Records shown:
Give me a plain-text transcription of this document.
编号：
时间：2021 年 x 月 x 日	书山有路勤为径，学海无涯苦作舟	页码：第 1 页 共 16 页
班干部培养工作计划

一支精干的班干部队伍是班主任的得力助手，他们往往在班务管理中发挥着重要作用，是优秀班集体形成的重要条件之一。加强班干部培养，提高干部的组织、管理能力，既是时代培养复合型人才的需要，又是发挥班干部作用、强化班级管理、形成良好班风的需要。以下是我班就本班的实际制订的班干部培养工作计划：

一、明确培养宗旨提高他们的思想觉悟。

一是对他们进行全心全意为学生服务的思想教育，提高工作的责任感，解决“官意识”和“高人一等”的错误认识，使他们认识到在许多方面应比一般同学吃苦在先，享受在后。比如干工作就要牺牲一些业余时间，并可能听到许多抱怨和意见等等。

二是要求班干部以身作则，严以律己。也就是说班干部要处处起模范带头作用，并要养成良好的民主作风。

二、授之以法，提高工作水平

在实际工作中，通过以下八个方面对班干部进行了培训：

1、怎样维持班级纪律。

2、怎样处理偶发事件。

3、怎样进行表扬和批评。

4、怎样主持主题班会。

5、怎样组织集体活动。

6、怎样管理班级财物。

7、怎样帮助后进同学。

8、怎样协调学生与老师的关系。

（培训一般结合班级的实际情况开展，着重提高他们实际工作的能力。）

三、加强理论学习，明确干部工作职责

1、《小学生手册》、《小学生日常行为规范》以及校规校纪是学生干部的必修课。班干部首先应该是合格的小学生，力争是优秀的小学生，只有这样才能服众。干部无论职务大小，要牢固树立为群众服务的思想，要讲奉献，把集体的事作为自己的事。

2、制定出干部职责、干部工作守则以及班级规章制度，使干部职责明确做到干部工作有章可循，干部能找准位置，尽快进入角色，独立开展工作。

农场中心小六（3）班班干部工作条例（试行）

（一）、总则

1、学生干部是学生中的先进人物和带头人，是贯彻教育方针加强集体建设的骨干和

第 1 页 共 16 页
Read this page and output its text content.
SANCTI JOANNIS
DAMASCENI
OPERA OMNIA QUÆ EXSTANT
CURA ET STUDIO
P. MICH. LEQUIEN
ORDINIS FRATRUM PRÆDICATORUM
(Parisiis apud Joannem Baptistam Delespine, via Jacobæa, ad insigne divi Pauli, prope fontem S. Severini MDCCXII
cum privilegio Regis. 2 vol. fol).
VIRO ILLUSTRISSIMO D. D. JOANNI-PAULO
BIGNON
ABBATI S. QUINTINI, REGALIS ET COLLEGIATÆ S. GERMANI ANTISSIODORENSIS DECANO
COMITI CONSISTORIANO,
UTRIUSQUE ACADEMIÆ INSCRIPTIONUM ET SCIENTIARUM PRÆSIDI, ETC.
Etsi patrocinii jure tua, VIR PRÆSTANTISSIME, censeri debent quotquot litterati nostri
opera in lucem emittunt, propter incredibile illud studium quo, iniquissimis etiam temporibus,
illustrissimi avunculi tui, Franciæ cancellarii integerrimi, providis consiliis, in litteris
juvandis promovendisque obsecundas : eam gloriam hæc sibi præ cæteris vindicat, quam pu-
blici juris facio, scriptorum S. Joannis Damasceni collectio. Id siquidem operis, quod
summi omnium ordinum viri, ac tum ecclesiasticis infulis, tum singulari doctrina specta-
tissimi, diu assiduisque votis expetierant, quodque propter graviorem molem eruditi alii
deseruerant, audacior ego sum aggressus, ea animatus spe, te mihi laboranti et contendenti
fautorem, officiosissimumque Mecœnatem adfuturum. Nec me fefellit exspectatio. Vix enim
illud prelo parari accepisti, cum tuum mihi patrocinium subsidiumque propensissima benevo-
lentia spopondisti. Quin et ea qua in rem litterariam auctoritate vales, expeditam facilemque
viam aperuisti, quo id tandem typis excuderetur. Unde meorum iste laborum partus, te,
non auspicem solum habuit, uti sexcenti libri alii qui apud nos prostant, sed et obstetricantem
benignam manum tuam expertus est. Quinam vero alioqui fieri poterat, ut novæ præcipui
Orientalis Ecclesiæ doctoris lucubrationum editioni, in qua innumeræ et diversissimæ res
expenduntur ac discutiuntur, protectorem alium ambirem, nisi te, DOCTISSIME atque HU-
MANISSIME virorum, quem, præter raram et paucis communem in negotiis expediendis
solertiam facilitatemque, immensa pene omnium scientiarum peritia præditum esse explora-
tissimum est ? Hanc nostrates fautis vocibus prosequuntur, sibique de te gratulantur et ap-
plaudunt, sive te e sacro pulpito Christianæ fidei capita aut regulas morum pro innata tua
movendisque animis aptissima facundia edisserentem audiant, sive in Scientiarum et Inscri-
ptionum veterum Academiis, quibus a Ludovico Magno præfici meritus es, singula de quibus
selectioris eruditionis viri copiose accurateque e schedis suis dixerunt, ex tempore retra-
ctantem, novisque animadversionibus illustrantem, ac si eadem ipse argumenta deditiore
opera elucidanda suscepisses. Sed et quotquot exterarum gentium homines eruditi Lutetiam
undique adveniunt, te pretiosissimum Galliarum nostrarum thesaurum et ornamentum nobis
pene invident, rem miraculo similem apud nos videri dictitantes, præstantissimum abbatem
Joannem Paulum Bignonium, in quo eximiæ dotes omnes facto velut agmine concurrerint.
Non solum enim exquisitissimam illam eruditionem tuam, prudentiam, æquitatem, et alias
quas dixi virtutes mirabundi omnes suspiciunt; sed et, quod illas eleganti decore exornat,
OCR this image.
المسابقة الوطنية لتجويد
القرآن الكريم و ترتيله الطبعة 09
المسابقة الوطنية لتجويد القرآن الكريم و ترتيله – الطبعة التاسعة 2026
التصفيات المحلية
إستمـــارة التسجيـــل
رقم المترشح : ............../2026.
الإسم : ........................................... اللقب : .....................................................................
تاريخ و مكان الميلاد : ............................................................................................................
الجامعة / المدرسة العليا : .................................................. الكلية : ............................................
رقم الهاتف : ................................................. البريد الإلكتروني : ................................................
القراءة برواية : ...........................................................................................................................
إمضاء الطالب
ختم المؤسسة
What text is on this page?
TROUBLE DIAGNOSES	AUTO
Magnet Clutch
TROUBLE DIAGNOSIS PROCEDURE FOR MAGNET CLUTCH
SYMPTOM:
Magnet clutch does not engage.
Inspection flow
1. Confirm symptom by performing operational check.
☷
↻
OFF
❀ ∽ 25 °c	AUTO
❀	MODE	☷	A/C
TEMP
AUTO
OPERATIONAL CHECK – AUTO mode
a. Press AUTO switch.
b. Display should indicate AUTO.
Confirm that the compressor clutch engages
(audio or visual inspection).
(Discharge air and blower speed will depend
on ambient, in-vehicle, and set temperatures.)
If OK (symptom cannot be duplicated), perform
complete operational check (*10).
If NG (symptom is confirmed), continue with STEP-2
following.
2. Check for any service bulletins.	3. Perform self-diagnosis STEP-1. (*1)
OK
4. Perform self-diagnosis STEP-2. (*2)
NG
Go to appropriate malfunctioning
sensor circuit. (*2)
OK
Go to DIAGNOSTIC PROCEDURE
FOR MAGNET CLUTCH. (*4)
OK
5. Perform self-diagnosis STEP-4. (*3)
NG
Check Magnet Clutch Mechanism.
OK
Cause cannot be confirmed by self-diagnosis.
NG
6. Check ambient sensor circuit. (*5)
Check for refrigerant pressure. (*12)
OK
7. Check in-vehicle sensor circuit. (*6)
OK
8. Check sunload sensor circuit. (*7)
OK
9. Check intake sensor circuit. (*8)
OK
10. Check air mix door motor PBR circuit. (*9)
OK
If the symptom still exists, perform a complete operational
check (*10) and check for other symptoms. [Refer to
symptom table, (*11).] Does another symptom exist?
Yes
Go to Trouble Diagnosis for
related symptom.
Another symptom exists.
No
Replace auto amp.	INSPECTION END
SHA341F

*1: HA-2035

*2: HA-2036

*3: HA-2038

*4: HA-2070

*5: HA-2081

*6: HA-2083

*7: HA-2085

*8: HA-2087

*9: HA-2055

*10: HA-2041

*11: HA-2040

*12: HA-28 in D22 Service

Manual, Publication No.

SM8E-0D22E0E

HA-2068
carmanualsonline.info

Aim:
How many lines in these entries contain the string "this"? State the number and nothing more.

Task response:
4